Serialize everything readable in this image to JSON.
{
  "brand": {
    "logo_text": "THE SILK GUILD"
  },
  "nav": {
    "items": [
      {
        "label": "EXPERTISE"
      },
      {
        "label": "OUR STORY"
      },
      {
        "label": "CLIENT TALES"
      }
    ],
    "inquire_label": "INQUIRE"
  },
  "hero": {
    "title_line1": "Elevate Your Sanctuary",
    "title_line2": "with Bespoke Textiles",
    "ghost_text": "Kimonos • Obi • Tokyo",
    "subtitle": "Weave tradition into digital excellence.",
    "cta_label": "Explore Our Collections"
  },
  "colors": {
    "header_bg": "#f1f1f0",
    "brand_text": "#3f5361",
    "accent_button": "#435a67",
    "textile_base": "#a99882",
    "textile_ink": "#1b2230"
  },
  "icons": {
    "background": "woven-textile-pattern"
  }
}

::::::::

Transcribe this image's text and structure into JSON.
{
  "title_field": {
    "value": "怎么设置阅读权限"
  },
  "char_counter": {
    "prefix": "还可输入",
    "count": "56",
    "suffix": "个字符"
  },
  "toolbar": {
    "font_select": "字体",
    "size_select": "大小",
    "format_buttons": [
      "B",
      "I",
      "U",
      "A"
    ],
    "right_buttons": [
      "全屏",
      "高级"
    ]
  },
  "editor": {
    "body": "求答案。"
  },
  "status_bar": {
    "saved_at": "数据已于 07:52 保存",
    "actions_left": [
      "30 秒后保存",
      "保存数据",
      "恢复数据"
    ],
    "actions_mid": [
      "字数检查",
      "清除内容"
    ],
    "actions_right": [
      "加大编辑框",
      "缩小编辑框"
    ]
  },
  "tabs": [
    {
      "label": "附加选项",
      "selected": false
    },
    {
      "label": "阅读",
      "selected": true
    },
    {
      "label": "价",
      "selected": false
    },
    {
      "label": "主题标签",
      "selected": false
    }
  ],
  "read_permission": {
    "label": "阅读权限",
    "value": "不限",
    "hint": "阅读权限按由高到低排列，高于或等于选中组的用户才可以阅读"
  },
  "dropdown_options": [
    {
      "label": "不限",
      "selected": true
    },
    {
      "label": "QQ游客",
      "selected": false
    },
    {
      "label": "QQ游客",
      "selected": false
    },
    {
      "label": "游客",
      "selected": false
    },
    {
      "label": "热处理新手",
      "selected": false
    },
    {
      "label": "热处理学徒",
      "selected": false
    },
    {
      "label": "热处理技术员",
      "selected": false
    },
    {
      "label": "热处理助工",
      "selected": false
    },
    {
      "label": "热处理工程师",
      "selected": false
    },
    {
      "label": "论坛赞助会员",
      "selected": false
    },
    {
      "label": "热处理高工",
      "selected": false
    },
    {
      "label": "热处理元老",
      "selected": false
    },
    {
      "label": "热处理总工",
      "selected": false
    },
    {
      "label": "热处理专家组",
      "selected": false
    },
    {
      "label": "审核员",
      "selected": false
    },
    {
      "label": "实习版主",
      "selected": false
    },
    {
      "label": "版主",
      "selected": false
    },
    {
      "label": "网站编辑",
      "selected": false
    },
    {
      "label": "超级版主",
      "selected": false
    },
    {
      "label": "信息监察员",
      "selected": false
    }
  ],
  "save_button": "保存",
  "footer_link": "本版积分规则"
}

::::::::

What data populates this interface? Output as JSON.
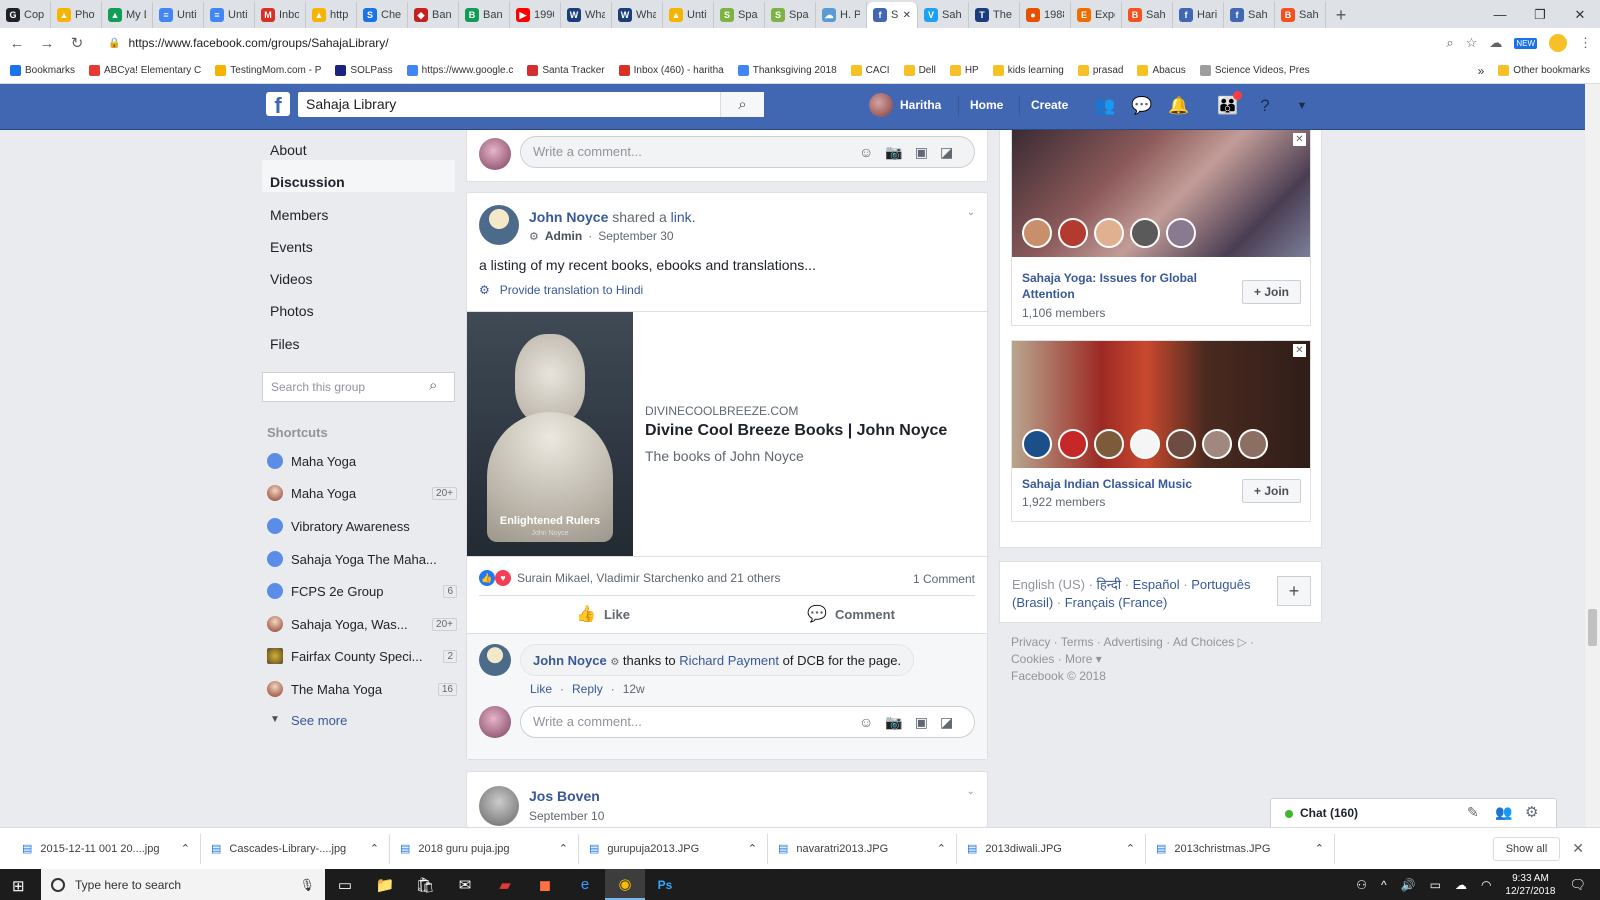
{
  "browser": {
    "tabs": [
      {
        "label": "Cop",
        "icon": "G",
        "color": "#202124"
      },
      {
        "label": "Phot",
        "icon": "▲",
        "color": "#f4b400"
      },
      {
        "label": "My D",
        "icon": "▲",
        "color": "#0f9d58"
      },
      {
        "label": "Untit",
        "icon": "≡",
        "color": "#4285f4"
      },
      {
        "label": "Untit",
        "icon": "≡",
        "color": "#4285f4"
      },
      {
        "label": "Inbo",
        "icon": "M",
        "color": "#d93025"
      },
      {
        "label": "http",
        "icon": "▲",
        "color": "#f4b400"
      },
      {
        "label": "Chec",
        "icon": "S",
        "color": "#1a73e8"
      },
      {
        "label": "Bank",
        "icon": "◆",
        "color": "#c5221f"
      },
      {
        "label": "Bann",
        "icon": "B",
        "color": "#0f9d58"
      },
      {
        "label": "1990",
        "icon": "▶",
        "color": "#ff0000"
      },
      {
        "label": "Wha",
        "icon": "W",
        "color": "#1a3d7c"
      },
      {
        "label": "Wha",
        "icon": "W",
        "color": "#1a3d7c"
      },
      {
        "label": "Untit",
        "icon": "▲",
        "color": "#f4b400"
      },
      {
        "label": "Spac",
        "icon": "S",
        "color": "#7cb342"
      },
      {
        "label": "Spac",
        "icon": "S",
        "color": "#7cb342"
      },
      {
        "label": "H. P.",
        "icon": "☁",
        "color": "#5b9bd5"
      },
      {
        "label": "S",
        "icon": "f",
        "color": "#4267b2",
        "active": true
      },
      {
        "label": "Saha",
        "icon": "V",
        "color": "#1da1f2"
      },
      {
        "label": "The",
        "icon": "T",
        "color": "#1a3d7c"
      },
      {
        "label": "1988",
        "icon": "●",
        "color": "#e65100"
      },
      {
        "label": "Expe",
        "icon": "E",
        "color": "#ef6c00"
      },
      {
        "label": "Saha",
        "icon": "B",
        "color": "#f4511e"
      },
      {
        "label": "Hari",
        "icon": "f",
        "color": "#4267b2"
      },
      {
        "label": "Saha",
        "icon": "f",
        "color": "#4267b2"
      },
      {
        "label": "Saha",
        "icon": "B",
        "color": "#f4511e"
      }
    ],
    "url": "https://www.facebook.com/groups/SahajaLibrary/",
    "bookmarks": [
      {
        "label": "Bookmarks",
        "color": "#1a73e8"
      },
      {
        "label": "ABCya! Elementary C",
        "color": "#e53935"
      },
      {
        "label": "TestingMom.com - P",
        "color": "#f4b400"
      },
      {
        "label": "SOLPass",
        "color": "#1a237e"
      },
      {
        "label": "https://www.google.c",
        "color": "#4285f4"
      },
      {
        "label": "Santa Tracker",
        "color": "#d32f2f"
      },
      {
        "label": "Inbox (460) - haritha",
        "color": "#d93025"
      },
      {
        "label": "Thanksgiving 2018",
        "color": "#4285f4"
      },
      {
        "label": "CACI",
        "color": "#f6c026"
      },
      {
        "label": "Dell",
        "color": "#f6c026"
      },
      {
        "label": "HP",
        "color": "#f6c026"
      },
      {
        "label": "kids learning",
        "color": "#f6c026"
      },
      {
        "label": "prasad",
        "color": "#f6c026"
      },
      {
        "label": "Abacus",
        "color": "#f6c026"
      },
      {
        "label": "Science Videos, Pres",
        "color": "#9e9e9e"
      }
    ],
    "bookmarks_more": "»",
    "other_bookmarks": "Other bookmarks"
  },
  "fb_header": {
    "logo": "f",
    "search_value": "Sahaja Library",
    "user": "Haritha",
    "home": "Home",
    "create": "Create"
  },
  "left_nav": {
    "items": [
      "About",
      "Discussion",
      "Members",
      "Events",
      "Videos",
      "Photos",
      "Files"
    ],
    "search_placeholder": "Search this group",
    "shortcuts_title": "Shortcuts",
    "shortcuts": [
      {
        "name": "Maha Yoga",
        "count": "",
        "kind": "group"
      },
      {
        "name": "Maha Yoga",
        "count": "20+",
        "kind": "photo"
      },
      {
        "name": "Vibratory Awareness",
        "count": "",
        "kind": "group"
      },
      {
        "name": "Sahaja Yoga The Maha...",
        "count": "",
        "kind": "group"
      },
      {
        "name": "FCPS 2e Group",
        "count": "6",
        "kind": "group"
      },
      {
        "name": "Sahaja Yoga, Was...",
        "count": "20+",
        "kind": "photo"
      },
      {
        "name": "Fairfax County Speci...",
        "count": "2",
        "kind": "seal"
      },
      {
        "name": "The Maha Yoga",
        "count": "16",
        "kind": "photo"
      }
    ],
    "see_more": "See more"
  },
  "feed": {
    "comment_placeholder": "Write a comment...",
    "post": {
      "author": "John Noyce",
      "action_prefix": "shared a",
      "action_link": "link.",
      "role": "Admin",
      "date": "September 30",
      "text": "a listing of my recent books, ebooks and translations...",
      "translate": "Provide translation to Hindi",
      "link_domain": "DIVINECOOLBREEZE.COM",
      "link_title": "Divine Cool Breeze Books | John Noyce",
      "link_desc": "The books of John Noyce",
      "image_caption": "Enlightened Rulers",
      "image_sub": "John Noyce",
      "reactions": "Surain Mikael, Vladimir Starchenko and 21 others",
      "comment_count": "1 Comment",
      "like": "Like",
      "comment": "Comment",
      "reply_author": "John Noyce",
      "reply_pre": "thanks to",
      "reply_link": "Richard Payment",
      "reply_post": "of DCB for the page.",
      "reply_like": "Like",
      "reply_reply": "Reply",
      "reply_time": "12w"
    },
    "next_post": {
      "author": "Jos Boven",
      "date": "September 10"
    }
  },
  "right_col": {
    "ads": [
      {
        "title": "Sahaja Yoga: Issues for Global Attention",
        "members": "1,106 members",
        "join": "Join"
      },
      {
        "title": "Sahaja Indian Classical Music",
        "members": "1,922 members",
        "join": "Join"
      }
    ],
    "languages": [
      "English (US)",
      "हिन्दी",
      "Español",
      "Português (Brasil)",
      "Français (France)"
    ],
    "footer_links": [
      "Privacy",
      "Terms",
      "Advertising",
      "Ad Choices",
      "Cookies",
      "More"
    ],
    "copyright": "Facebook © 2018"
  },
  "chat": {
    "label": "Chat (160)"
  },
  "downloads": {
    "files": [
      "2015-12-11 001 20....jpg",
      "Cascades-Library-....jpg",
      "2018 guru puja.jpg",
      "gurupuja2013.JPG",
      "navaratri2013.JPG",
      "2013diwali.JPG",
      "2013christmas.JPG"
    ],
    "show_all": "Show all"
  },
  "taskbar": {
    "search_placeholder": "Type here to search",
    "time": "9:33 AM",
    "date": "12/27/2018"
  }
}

::::::::

§ **Goal of the exercise**
Return every line in the listing that contains the word "John".

§ **Expected output**
      "author": "John Noyce",
      "link_title": "Divine Cool Breeze Books | John Noyce",
      "link_desc": "The books of John Noyce",
      "image_sub": "John Noyce",
      "reply_author": "John Noyce",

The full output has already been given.